WHAT THE EXERCISE ASKS
Copy each line of the listing below exactly.

DATASET
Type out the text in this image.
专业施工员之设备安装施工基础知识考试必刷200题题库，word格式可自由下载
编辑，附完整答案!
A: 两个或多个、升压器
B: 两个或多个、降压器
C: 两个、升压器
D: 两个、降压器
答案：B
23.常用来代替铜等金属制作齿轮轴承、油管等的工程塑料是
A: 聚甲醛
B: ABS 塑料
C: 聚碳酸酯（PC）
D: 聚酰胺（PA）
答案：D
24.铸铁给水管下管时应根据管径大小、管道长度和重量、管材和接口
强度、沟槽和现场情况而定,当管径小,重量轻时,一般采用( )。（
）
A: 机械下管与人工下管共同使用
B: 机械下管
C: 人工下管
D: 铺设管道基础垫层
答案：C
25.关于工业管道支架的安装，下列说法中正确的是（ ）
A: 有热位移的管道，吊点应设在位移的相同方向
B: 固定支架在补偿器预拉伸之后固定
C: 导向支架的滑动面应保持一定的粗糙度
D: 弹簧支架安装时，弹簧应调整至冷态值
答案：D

EXERCISE RESPONSE
Type out the text in this image.
专业施工员之设备安装施工基础知识考试必刷200题题库，word格式可自由下载
编辑，附完整答案!
A: 两个或多个、升压器
B: 两个或多个、降压器
C: 两个、升压器
D: 两个、降压器
答案：B
23.常用来代替铜等金属制作齿轮轴承、油管等的工程塑料是
A: 聚甲醛
B: ABS 塑料
C: 聚碳酸酯（PC）
D: 聚酰胺（PA）
答案：D
24.铸铁给水管下管时应根据管径大小、管道长度和重量、管材和接口
强度、沟槽和现场情况而定,当管径小,重量轻时,一般采用( )。（
）
A: 机械下管与人工下管共同使用
B: 机械下管
C: 人工下管
D: 铺设管道基础垫层
答案：C
25.关于工业管道支架的安装，下列说法中正确的是（ ）
A: 有热位移的管道，吊点应设在位移的相同方向
B: 固定支架在补偿器预拉伸之后固定
C: 导向支架的滑动面应保持一定的粗糙度
D: 弹簧支架安装时，弹簧应调整至冷态值
答案：D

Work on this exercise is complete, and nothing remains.